Write out the lines below verbatim, starting with the line that contains "- amazon-mouth: [509, 194, 549, 233]" and ending with the line that contains "- south-brazil: [420, 520, 550, 660]", including both of those lines.

◆ **DATA EXTRACT**
------------------------------------------------

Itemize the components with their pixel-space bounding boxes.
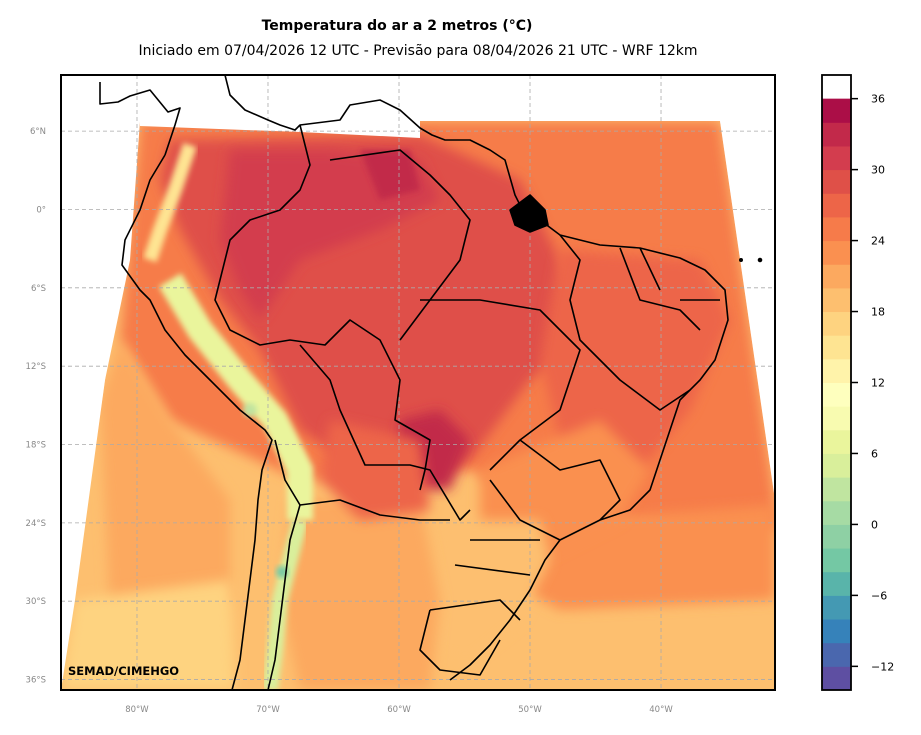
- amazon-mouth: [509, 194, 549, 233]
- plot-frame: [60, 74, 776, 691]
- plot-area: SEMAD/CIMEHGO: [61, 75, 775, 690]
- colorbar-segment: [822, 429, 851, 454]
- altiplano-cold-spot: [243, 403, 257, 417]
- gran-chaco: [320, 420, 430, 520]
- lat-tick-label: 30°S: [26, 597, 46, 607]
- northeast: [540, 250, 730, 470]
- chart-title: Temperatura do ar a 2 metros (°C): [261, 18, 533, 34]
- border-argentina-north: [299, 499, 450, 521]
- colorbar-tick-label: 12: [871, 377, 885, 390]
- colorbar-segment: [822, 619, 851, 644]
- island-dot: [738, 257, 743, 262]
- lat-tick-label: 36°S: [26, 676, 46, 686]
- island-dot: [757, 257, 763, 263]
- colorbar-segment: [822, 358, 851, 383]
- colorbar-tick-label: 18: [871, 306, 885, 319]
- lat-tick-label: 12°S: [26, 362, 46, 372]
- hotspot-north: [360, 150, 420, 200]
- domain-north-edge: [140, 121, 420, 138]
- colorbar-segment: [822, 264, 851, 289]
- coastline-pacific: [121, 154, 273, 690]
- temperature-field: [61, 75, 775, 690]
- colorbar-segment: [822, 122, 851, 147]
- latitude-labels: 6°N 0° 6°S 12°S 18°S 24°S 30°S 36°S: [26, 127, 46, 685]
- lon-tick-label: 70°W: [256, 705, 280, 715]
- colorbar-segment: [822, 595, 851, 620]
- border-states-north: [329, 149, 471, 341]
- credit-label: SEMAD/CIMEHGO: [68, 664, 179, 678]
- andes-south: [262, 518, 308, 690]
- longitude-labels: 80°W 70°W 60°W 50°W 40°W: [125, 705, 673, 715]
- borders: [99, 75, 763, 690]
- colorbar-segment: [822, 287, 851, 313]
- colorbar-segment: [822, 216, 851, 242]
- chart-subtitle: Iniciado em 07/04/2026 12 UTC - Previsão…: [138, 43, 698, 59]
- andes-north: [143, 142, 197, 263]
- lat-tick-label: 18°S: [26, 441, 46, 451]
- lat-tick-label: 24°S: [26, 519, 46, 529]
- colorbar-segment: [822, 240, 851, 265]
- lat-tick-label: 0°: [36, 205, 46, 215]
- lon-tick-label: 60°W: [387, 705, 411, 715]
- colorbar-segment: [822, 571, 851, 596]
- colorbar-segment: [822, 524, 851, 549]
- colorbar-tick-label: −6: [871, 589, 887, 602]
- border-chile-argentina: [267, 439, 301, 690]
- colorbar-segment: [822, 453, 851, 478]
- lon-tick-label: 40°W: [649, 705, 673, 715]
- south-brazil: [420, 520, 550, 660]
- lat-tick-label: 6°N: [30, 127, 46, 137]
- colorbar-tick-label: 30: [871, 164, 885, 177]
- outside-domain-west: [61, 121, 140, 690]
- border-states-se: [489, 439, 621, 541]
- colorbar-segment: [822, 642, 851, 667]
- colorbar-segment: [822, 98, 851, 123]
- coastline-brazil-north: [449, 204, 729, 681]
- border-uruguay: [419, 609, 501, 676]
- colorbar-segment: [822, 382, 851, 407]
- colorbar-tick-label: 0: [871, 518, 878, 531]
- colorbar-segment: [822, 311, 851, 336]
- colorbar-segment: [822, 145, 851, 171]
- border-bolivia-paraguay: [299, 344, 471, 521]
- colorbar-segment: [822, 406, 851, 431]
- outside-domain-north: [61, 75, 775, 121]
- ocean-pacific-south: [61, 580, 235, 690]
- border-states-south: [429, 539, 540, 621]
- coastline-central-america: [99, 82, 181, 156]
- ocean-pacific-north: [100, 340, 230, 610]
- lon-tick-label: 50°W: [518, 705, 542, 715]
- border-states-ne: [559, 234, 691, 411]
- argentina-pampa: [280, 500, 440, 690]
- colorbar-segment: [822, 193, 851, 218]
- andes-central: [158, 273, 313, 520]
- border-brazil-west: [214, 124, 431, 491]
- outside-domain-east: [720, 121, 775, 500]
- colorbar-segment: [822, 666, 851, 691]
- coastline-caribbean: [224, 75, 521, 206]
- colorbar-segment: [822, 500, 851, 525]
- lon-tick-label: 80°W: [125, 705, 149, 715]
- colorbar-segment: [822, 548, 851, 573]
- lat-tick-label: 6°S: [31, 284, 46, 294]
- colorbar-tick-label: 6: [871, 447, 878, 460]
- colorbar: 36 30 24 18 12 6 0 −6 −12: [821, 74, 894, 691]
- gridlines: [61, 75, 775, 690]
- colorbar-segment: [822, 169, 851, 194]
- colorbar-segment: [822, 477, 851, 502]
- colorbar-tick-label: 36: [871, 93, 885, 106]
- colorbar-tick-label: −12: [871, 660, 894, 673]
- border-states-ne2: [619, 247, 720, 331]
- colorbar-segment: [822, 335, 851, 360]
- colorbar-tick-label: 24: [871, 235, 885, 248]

------------------------------------------------

◆ **EXERCISE ANSWER**
- amazon-mouth: [509, 194, 549, 233]
- plot-frame: [60, 74, 776, 691]
- plot-area: SEMAD/CIMEHGO: [61, 75, 775, 690]
- colorbar-segment: [822, 429, 851, 454]
- altiplano-cold-spot: [243, 403, 257, 417]
- gran-chaco: [320, 420, 430, 520]
- lat-tick-label: 30°S: [26, 597, 46, 607]
- northeast: [540, 250, 730, 470]
- chart-title: Temperatura do ar a 2 metros (°C): [261, 18, 533, 34]
- border-argentina-north: [299, 499, 450, 521]
- colorbar-tick-label: 12: [871, 377, 885, 390]
- colorbar-segment: [822, 619, 851, 644]
- island-dot: [738, 257, 743, 262]
- lat-tick-label: 36°S: [26, 676, 46, 686]
- island-dot: [757, 257, 763, 263]
- colorbar-segment: [822, 358, 851, 383]
- colorbar-tick-label: 18: [871, 306, 885, 319]
- lat-tick-label: 12°S: [26, 362, 46, 372]
- hotspot-north: [360, 150, 420, 200]
- domain-north-edge: [140, 121, 420, 138]
- colorbar-segment: [822, 264, 851, 289]
- coastline-pacific: [121, 154, 273, 690]
- temperature-field: [61, 75, 775, 690]
- colorbar-segment: [822, 122, 851, 147]
- latitude-labels: 6°N 0° 6°S 12°S 18°S 24°S 30°S 36°S: [26, 127, 46, 685]
- lon-tick-label: 70°W: [256, 705, 280, 715]
- colorbar-segment: [822, 595, 851, 620]
- border-states-north: [329, 149, 471, 341]
- credit-label: SEMAD/CIMEHGO: [68, 664, 179, 678]
- andes-south: [262, 518, 308, 690]
- longitude-labels: 80°W 70°W 60°W 50°W 40°W: [125, 705, 673, 715]
- borders: [99, 75, 763, 690]
- colorbar-segment: [822, 287, 851, 313]
- colorbar-segment: [822, 216, 851, 242]
- chart-subtitle: Iniciado em 07/04/2026 12 UTC - Previsão…: [138, 43, 698, 59]
- andes-north: [143, 142, 197, 263]
- lat-tick-label: 18°S: [26, 441, 46, 451]
- lat-tick-label: 24°S: [26, 519, 46, 529]
- colorbar-segment: [822, 240, 851, 265]
- lat-tick-label: 0°: [36, 205, 46, 215]
- lon-tick-label: 60°W: [387, 705, 411, 715]
- colorbar-segment: [822, 571, 851, 596]
- colorbar-segment: [822, 524, 851, 549]
- colorbar-tick-label: −6: [871, 589, 887, 602]
- border-chile-argentina: [267, 439, 301, 690]
- colorbar-segment: [822, 453, 851, 478]
- lon-tick-label: 40°W: [649, 705, 673, 715]
- south-brazil: [420, 520, 550, 660]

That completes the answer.